— start of EXERCISE INPUT —
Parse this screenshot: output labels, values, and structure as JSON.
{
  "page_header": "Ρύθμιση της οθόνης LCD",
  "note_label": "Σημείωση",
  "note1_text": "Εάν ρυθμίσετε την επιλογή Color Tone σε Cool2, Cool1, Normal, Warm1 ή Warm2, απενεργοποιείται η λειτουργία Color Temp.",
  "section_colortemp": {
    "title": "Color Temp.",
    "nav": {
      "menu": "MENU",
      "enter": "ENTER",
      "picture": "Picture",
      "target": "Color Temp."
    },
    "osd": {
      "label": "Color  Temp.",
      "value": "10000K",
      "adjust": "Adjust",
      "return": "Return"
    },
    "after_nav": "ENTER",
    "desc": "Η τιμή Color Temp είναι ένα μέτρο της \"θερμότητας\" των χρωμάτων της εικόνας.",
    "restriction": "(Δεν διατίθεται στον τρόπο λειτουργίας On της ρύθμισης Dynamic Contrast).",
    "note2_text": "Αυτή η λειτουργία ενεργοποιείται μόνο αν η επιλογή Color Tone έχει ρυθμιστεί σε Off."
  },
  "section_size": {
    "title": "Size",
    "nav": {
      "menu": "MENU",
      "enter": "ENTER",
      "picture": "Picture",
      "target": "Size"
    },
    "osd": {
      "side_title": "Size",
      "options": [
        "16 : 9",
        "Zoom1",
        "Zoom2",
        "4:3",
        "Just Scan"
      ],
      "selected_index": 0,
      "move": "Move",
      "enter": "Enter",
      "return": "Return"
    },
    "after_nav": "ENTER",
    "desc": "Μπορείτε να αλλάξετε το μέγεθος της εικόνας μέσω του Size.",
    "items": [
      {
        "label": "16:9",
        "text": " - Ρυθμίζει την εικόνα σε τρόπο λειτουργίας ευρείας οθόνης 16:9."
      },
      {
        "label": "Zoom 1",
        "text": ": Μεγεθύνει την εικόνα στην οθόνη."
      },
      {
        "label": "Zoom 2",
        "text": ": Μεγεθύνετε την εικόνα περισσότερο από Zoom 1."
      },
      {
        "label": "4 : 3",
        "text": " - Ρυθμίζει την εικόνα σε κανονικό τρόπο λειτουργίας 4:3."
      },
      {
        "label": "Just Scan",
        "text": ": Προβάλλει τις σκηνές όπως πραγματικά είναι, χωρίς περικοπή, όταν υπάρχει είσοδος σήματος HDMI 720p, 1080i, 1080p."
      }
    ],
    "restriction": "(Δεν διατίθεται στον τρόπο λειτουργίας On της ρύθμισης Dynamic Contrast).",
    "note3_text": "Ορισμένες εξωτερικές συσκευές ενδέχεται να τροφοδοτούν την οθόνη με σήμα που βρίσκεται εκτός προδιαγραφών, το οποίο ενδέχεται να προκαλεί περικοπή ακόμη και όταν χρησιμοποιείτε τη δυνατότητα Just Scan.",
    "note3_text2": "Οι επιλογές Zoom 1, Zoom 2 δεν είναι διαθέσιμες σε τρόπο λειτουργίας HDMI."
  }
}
— end of EXERCISE INPUT —
## GIVEN REQUEST
Of the lines above, copy each that contains "λειτουργίας".

## TASK RESPONSE
    "restriction": "(Δεν διατίθεται στον τρόπο λειτουργίας On της ρύθμισης Dynamic Contrast).",
        "text": " - Ρυθμίζει την εικόνα σε τρόπο λειτουργίας ευρείας οθόνης 16:9."
        "text": " - Ρυθμίζει την εικόνα σε κανονικό τρόπο λειτουργίας 4:3."
    "restriction": "(Δεν διατίθεται στον τρόπο λειτουργίας On της ρύθμισης Dynamic Contrast).",
    "note3_text2": "Οι επιλογές Zoom 1, Zoom 2 δεν είναι διαθέσιμες σε τρόπο λειτουργίας HDMI."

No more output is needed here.